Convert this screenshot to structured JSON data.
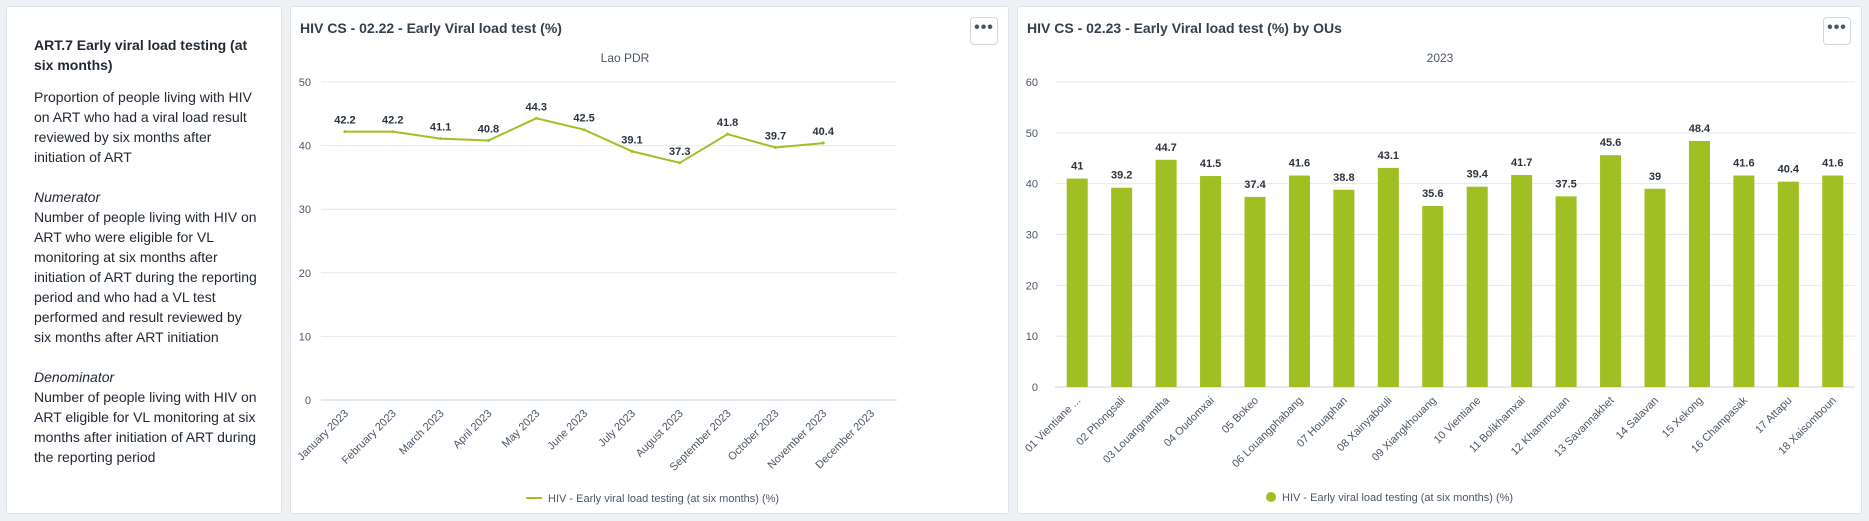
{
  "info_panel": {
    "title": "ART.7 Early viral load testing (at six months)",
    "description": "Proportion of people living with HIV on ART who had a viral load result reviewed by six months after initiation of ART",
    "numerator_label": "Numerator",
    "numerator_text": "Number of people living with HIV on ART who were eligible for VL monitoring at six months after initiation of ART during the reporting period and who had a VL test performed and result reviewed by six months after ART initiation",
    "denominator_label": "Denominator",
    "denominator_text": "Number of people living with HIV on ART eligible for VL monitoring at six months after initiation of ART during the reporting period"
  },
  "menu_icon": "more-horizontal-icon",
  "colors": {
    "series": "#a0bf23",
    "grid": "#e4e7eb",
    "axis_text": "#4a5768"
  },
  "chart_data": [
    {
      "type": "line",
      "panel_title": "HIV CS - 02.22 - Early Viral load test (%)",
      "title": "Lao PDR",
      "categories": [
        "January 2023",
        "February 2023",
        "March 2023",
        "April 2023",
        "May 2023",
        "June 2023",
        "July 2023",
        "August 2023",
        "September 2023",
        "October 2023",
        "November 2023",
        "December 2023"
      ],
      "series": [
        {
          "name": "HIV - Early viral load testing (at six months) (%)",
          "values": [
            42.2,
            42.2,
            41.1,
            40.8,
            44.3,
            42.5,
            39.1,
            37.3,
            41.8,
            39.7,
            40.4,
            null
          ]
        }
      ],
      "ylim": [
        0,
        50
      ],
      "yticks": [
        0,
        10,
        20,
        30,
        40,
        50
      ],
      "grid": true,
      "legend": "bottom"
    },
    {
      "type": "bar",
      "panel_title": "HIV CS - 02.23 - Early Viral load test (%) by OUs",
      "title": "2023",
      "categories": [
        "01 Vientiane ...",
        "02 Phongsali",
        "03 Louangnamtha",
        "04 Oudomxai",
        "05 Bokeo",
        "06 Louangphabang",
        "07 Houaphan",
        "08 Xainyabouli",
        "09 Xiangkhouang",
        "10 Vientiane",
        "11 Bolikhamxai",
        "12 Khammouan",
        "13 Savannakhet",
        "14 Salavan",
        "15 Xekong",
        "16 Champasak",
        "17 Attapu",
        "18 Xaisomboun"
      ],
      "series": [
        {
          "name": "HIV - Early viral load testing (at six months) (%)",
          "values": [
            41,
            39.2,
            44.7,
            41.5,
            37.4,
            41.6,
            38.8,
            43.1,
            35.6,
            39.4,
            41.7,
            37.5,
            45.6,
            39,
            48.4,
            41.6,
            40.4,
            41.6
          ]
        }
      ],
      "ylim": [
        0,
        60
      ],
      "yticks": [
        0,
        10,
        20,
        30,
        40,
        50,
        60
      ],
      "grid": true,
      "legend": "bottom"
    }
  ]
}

---

**WHAT IS BEING ASKED**
Where does the word "monitoring" occur in the data? Copy every line that has it.

**RESPONSE TO THIS EXERCISE**
    "numerator_text": "Number of people living with HIV on ART who were eligible for VL monitoring at six months after initiation of ART during the reporting period and who had a VL test performed and result reviewed by six months after ART initiation",
    "denominator_text": "Number of people living with HIV on ART eligible for VL monitoring at six months after initiation of ART during the reporting period"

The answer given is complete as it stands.